WHAT NEEDS TO BE DONE:
Write out the records again, exactly, leaving none out.
─── THE RECORDS
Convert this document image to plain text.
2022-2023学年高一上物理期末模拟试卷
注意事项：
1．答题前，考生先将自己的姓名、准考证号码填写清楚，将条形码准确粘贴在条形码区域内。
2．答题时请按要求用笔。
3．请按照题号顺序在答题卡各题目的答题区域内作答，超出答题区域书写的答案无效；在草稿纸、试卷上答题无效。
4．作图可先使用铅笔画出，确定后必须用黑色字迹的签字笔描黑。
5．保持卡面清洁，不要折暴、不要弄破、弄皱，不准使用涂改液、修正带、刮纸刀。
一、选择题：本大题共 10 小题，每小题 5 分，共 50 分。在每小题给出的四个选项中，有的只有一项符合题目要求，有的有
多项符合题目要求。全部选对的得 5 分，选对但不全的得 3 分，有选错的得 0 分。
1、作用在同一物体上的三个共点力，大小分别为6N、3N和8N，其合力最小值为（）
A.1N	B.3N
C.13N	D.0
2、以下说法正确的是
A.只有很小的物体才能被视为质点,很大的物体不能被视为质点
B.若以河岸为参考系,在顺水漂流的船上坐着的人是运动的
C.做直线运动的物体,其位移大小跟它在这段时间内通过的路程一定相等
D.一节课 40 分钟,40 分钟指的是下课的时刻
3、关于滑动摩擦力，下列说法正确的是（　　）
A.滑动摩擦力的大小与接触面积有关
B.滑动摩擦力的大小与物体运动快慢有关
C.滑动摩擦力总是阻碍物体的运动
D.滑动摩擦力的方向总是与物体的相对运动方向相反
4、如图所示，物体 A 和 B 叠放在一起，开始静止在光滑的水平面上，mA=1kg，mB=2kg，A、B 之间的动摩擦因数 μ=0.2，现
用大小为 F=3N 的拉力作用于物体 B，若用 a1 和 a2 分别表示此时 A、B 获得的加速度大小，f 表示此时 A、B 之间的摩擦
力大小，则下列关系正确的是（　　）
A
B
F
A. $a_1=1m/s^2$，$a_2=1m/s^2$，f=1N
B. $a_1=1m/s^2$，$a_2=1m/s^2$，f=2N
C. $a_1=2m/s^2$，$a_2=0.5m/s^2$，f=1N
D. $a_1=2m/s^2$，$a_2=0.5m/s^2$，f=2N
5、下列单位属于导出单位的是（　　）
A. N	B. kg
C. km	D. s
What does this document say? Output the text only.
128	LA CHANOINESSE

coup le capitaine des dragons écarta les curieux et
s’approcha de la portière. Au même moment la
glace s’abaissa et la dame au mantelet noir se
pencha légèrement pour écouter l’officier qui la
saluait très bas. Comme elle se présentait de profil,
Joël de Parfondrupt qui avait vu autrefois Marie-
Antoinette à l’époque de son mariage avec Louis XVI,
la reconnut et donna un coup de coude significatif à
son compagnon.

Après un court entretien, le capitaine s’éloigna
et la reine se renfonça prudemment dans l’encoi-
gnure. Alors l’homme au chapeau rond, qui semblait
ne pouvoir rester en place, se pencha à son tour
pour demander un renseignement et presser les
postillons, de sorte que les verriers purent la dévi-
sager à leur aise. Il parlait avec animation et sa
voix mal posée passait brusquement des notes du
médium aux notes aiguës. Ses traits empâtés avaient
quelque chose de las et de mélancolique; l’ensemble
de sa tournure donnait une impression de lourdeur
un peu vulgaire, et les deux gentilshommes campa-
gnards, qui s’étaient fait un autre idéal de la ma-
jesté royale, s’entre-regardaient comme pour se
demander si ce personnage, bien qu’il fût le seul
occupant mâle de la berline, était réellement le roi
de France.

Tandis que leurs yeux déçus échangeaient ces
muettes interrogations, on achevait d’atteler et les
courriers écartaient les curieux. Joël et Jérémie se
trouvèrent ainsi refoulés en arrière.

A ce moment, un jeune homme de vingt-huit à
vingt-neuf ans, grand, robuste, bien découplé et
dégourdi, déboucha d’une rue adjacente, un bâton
──────
EXERCISE RESULT:
Convert this document image to plain text.
2022-2023学年高一上物理期末模拟试卷
注意事项：
1．答题前，考生先将自己的姓名、准考证号码填写清楚，将条形码准确粘贴在条形码区域内。
2．答题时请按要求用笔。
3．请按照题号顺序在答题卡各题目的答题区域内作答，超出答题区域书写的答案无效；在草稿纸、试卷上答题无效。
4．作图可先使用铅笔画出，确定后必须用黑色字迹的签字笔描黑。
5．保持卡面清洁，不要折暴、不要弄破、弄皱，不准使用涂改液、修正带、刮纸刀。
一、选择题：本大题共 10 小题，每小题 5 分，共 50 分。在每小题给出的四个选项中，有的只有一项符合题目要求，有的有
多项符合题目要求。全部选对的得 5 分，选对但不全的得 3 分，有选错的得 0 分。
1、作用在同一物体上的三个共点力，大小分别为6N、3N和8N，其合力最小值为（）
A.1N	B.3N
C.13N	D.0
2、以下说法正确的是
A.只有很小的物体才能被视为质点,很大的物体不能被视为质点
B.若以河岸为参考系,在顺水漂流的船上坐着的人是运动的
C.做直线运动的物体,其位移大小跟它在这段时间内通过的路程一定相等
D.一节课 40 分钟,40 分钟指的是下课的时刻
3、关于滑动摩擦力，下列说法正确的是（　　）
A.滑动摩擦力的大小与接触面积有关
B.滑动摩擦力的大小与物体运动快慢有关
C.滑动摩擦力总是阻碍物体的运动
D.滑动摩擦力的方向总是与物体的相对运动方向相反
4、如图所示，物体 A 和 B 叠放在一起，开始静止在光滑的水平面上，mA=1kg，mB=2kg，A、B 之间的动摩擦因数 μ=0.2，现
用大小为 F=3N 的拉力作用于物体 B，若用 a1 和 a2 分别表示此时 A、B 获得的加速度大小，f 表示此时 A、B 之间的摩擦
力大小，则下列关系正确的是（　　）
A
B
F
A. $a_1=1m/s^2$，$a_2=1m/s^2$，f=1N
B. $a_1=1m/s^2$，$a_2=1m/s^2$，f=2N
C. $a_1=2m/s^2$，$a_2=0.5m/s^2$，f=1N
D. $a_1=2m/s^2$，$a_2=0.5m/s^2$，f=2N
5、下列单位属于导出单位的是（　　）
A. N	B. kg
C. km	D. s
What does this document say? Output the text only.
128	LA CHANOINESSE

coup le capitaine des dragons écarta les curieux et
s’approcha de la portière. Au même moment la
glace s’abaissa et la dame au mantelet noir se
pencha légèrement pour écouter l’officier qui la
saluait très bas. Comme elle se présentait de profil,
Joël de Parfondrupt qui avait vu autrefois Marie-
Antoinette à l’époque de son mariage avec Louis XVI,
la reconnut et donna un coup de coude significatif à
son compagnon.

Après un court entretien, le capitaine s’éloigna
et la reine se renfonça prudemment dans l’encoi-
gnure. Alors l’homme au chapeau rond, qui semblait
ne pouvoir rester en place, se pencha à son tour
pour demander un renseignement et presser les
postillons, de sorte que les verriers purent la dévi-
sager à leur aise. Il parlait avec animation et sa
voix mal posée passait brusquement des notes du
médium aux notes aiguës. Ses traits empâtés avaient
quelque chose de las et de mélancolique; l’ensemble
de sa tournure donnait une impression de lourdeur
un peu vulgaire, et les deux gentilshommes campa-
gnards, qui s’étaient fait un autre idéal de la ma-
jesté royale, s’entre-regardaient comme pour se
demander si ce personnage, bien qu’il fût le seul
occupant mâle de la berline, était réellement le roi
de France.

Tandis que leurs yeux déçus échangeaient ces
muettes interrogations, on achevait d’atteler et les
courriers écartaient les curieux. Joël et Jérémie se
trouvèrent ainsi refoulés en arrière.

A ce moment, un jeune homme de vingt-huit à
vingt-neuf ans, grand, robuste, bien découplé et
dégourdi, déboucha d’une rue adjacente, un bâton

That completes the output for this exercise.